RECORDS SUPPLIED:
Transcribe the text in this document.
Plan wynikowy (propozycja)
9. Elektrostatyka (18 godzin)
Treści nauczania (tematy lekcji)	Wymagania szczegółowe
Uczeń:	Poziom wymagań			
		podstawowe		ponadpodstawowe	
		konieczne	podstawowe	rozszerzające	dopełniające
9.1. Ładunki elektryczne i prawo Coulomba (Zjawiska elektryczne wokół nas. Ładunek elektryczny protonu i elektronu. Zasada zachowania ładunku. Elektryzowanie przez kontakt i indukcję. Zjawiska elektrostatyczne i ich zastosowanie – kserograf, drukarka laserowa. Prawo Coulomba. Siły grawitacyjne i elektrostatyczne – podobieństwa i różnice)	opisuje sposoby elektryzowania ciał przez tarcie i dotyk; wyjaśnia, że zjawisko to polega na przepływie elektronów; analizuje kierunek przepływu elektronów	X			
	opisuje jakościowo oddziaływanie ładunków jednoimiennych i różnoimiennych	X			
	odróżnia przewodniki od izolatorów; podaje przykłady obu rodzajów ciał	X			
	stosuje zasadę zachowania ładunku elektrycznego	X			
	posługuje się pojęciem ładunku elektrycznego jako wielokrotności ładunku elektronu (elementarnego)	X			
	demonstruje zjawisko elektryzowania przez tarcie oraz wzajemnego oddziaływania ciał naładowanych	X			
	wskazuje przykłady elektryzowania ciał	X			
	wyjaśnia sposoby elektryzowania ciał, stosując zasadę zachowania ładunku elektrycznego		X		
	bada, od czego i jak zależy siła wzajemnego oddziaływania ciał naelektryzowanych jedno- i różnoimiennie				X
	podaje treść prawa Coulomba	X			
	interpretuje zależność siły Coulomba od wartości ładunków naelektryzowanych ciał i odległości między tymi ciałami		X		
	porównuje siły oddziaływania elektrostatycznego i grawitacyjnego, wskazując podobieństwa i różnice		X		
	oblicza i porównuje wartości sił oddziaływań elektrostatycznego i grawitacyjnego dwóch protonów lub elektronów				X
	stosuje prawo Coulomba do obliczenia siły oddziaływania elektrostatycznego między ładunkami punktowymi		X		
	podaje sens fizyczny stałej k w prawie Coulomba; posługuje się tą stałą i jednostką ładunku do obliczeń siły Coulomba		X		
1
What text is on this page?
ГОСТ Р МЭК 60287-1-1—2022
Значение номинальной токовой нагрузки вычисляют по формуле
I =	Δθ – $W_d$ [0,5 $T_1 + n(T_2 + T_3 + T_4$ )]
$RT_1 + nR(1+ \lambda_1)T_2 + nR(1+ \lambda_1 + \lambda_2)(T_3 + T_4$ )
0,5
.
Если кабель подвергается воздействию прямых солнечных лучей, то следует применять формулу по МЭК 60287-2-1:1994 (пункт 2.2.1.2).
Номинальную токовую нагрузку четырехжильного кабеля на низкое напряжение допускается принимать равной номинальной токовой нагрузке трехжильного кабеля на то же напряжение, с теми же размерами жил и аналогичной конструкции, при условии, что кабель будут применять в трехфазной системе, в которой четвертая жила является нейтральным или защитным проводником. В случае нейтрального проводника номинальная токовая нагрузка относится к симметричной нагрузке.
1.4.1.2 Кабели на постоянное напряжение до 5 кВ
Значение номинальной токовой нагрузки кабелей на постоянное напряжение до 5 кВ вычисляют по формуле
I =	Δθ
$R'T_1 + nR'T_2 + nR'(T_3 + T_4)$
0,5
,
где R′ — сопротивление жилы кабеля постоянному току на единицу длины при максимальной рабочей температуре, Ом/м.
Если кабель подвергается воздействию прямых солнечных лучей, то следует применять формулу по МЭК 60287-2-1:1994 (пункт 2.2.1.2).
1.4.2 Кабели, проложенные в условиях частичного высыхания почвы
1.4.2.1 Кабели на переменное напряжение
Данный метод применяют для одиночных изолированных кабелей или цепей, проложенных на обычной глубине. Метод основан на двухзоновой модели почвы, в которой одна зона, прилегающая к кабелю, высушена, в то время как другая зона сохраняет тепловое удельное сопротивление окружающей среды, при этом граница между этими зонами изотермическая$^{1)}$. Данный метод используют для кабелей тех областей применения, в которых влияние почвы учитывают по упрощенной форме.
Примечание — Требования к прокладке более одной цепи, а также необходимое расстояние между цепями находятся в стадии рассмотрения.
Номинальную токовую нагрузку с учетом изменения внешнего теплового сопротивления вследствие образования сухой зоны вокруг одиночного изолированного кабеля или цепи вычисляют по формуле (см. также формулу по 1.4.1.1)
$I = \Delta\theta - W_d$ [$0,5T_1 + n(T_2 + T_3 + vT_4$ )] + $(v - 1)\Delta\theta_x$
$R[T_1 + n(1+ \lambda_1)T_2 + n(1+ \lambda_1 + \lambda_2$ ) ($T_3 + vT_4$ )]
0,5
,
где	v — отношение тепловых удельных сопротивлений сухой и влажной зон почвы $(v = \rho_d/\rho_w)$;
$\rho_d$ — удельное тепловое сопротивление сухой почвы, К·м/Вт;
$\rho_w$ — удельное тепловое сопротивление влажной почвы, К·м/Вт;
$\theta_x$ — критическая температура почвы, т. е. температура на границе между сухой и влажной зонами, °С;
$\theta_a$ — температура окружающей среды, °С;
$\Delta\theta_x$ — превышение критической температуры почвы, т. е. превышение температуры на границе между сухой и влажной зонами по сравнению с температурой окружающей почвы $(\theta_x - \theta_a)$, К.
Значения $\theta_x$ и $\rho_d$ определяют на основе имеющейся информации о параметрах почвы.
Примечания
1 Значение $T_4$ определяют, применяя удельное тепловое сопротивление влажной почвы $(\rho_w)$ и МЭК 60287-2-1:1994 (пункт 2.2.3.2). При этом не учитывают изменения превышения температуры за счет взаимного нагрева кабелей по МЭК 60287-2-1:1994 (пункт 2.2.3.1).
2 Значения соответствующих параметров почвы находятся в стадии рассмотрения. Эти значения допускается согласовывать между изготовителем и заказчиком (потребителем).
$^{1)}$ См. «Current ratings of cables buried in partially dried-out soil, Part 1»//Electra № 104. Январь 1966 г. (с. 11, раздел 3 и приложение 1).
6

INSTRUCTION: Take the records above and return them exactly as written.

REPLY:
Transcribe the text in this document.
Plan wynikowy (propozycja)
9. Elektrostatyka (18 godzin)
Treści nauczania (tematy lekcji)	Wymagania szczegółowe
Uczeń:	Poziom wymagań			
		podstawowe		ponadpodstawowe	
		konieczne	podstawowe	rozszerzające	dopełniające
9.1. Ładunki elektryczne i prawo Coulomba (Zjawiska elektryczne wokół nas. Ładunek elektryczny protonu i elektronu. Zasada zachowania ładunku. Elektryzowanie przez kontakt i indukcję. Zjawiska elektrostatyczne i ich zastosowanie – kserograf, drukarka laserowa. Prawo Coulomba. Siły grawitacyjne i elektrostatyczne – podobieństwa i różnice)	opisuje sposoby elektryzowania ciał przez tarcie i dotyk; wyjaśnia, że zjawisko to polega na przepływie elektronów; analizuje kierunek przepływu elektronów	X			
	opisuje jakościowo oddziaływanie ładunków jednoimiennych i różnoimiennych	X			
	odróżnia przewodniki od izolatorów; podaje przykłady obu rodzajów ciał	X			
	stosuje zasadę zachowania ładunku elektrycznego	X			
	posługuje się pojęciem ładunku elektrycznego jako wielokrotności ładunku elektronu (elementarnego)	X			
	demonstruje zjawisko elektryzowania przez tarcie oraz wzajemnego oddziaływania ciał naładowanych	X			
	wskazuje przykłady elektryzowania ciał	X			
	wyjaśnia sposoby elektryzowania ciał, stosując zasadę zachowania ładunku elektrycznego		X		
	bada, od czego i jak zależy siła wzajemnego oddziaływania ciał naelektryzowanych jedno- i różnoimiennie				X
	podaje treść prawa Coulomba	X			
	interpretuje zależność siły Coulomba od wartości ładunków naelektryzowanych ciał i odległości między tymi ciałami		X		
	porównuje siły oddziaływania elektrostatycznego i grawitacyjnego, wskazując podobieństwa i różnice		X		
	oblicza i porównuje wartości sił oddziaływań elektrostatycznego i grawitacyjnego dwóch protonów lub elektronów				X
	stosuje prawo Coulomba do obliczenia siły oddziaływania elektrostatycznego między ładunkami punktowymi		X		
	podaje sens fizyczny stałej k w prawie Coulomba; posługuje się tą stałą i jednostką ładunku do obliczeń siły Coulomba		X		
1
What text is on this page?
ГОСТ Р МЭК 60287-1-1—2022
Значение номинальной токовой нагрузки вычисляют по формуле
I =	Δθ – $W_d$ [0,5 $T_1 + n(T_2 + T_3 + T_4$ )]
$RT_1 + nR(1+ \lambda_1)T_2 + nR(1+ \lambda_1 + \lambda_2)(T_3 + T_4$ )
0,5
.
Если кабель подвергается воздействию прямых солнечных лучей, то следует применять формулу по МЭК 60287-2-1:1994 (пункт 2.2.1.2).
Номинальную токовую нагрузку четырехжильного кабеля на низкое напряжение допускается принимать равной номинальной токовой нагрузке трехжильного кабеля на то же напряжение, с теми же размерами жил и аналогичной конструкции, при условии, что кабель будут применять в трехфазной системе, в которой четвертая жила является нейтральным или защитным проводником. В случае нейтрального проводника номинальная токовая нагрузка относится к симметричной нагрузке.
1.4.1.2 Кабели на постоянное напряжение до 5 кВ
Значение номинальной токовой нагрузки кабелей на постоянное напряжение до 5 кВ вычисляют по формуле
I =	Δθ
$R'T_1 + nR'T_2 + nR'(T_3 + T_4)$
0,5
,
где R′ — сопротивление жилы кабеля постоянному току на единицу длины при максимальной рабочей температуре, Ом/м.
Если кабель подвергается воздействию прямых солнечных лучей, то следует применять формулу по МЭК 60287-2-1:1994 (пункт 2.2.1.2).
1.4.2 Кабели, проложенные в условиях частичного высыхания почвы
1.4.2.1 Кабели на переменное напряжение
Данный метод применяют для одиночных изолированных кабелей или цепей, проложенных на обычной глубине. Метод основан на двухзоновой модели почвы, в которой одна зона, прилегающая к кабелю, высушена, в то время как другая зона сохраняет тепловое удельное сопротивление окружающей среды, при этом граница между этими зонами изотермическая$^{1)}$. Данный метод используют для кабелей тех областей применения, в которых влияние почвы учитывают по упрощенной форме.
Примечание — Требования к прокладке более одной цепи, а также необходимое расстояние между цепями находятся в стадии рассмотрения.
Номинальную токовую нагрузку с учетом изменения внешнего теплового сопротивления вследствие образования сухой зоны вокруг одиночного изолированного кабеля или цепи вычисляют по формуле (см. также формулу по 1.4.1.1)
$I = \Delta\theta - W_d$ [$0,5T_1 + n(T_2 + T_3 + vT_4$ )] + $(v - 1)\Delta\theta_x$
$R[T_1 + n(1+ \lambda_1)T_2 + n(1+ \lambda_1 + \lambda_2$ ) ($T_3 + vT_4$ )]
0,5
,
где	v — отношение тепловых удельных сопротивлений сухой и влажной зон почвы $(v = \rho_d/\rho_w)$;
$\rho_d$ — удельное тепловое сопротивление сухой почвы, К·м/Вт;
$\rho_w$ — удельное тепловое сопротивление влажной почвы, К·м/Вт;
$\theta_x$ — критическая температура почвы, т. е. температура на границе между сухой и влажной зонами, °С;
$\theta_a$ — температура окружающей среды, °С;
$\Delta\theta_x$ — превышение критической температуры почвы, т. е. превышение температуры на границе между сухой и влажной зонами по сравнению с температурой окружающей почвы $(\theta_x - \theta_a)$, К.
Значения $\theta_x$ и $\rho_d$ определяют на основе имеющейся информации о параметрах почвы.
Примечания
1 Значение $T_4$ определяют, применяя удельное тепловое сопротивление влажной почвы $(\rho_w)$ и МЭК 60287-2-1:1994 (пункт 2.2.3.2). При этом не учитывают изменения превышения температуры за счет взаимного нагрева кабелей по МЭК 60287-2-1:1994 (пункт 2.2.3.1).
2 Значения соответствующих параметров почвы находятся в стадии рассмотрения. Эти значения допускается согласовывать между изготовителем и заказчиком (потребителем).
$^{1)}$ См. «Current ratings of cables buried in partially dried-out soil, Part 1»//Electra № 104. Январь 1966 г. (с. 11, раздел 3 и приложение 1).
6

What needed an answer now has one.